## Short task
Without including any pictures, copy each entry below exactly.

A block of data
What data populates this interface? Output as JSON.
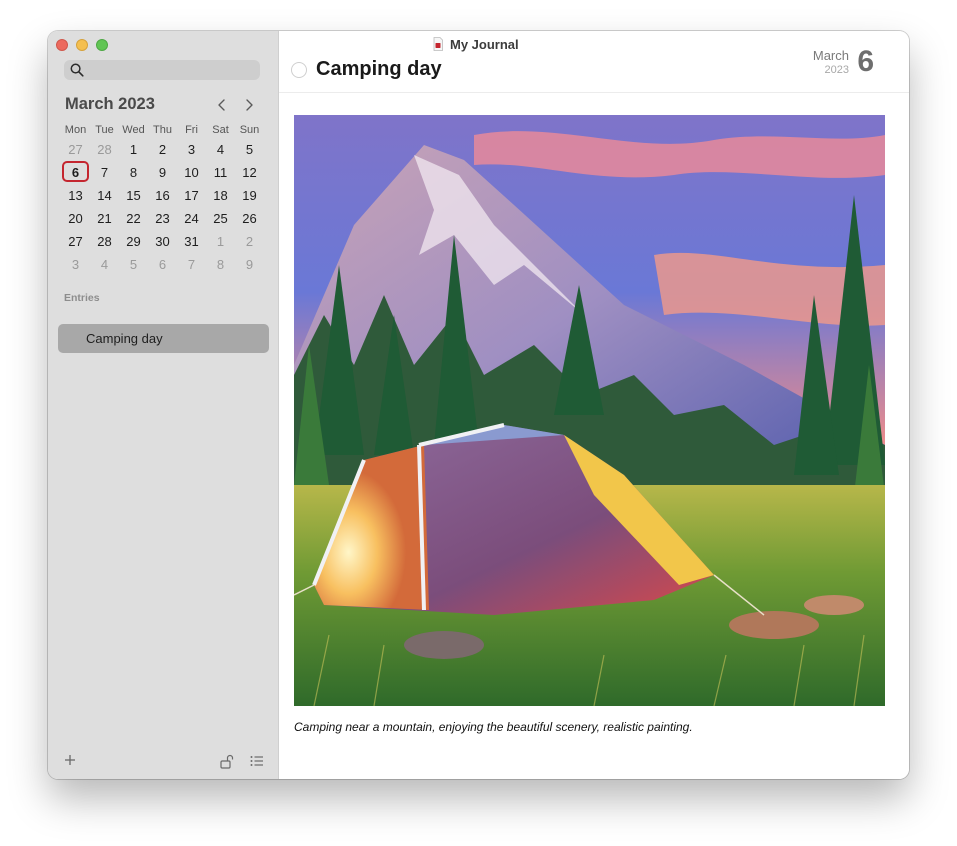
{
  "app": {
    "title": "My Journal"
  },
  "sidebar": {
    "search_placeholder": "",
    "calendar": {
      "month_title": "March 2023",
      "weekdays": [
        "Mon",
        "Tue",
        "Wed",
        "Thu",
        "Fri",
        "Sat",
        "Sun"
      ],
      "weeks": [
        [
          "27",
          "28",
          "1",
          "2",
          "3",
          "4",
          "5"
        ],
        [
          "6",
          "7",
          "8",
          "9",
          "10",
          "11",
          "12"
        ],
        [
          "13",
          "14",
          "15",
          "16",
          "17",
          "18",
          "19"
        ],
        [
          "20",
          "21",
          "22",
          "23",
          "24",
          "25",
          "26"
        ],
        [
          "27",
          "28",
          "29",
          "30",
          "31",
          "1",
          "2"
        ],
        [
          "3",
          "4",
          "5",
          "6",
          "7",
          "8",
          "9"
        ]
      ],
      "selected_day": "6"
    },
    "entries_label": "Entries",
    "entries": [
      {
        "title": "Camping day"
      }
    ]
  },
  "entry": {
    "title": "Camping day",
    "date_month": "March",
    "date_year": "2023",
    "date_day": "6",
    "image_caption": "Camping near a mountain, enjoying the beautiful scenery, realistic painting."
  },
  "colors": {
    "today_ring": "#c4262f",
    "selected_entry": "#a8a8a8",
    "sidebar_bg": "#dedede"
  }
}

## Written answer
What data populates this interface? Output as JSON.
{
  "app": {
    "title": "My Journal"
  },
  "sidebar": {
    "search_placeholder": "",
    "calendar": {
      "month_title": "March 2023",
      "weekdays": [
        "Mon",
        "Tue",
        "Wed",
        "Thu",
        "Fri",
        "Sat",
        "Sun"
      ],
      "weeks": [
        [
          "27",
          "28",
          "1",
          "2",
          "3",
          "4",
          "5"
        ],
        [
          "6",
          "7",
          "8",
          "9",
          "10",
          "11",
          "12"
        ],
        [
          "13",
          "14",
          "15",
          "16",
          "17",
          "18",
          "19"
        ],
        [
          "20",
          "21",
          "22",
          "23",
          "24",
          "25",
          "26"
        ],
        [
          "27",
          "28",
          "29",
          "30",
          "31",
          "1",
          "2"
        ],
        [
          "3",
          "4",
          "5",
          "6",
          "7",
          "8",
          "9"
        ]
      ],
      "selected_day": "6"
    },
    "entries_label": "Entries",
    "entries": [
      {
        "title": "Camping day"
      }
    ]
  },
  "entry": {
    "title": "Camping day",
    "date_month": "March",
    "date_year": "2023",
    "date_day": "6",
    "image_caption": "Camping near a mountain, enjoying the beautiful scenery, realistic painting."
  },
  "colors": {
    "today_ring": "#c4262f",
    "selected_entry": "#a8a8a8",
    "sidebar_bg": "#dedede"
  }
}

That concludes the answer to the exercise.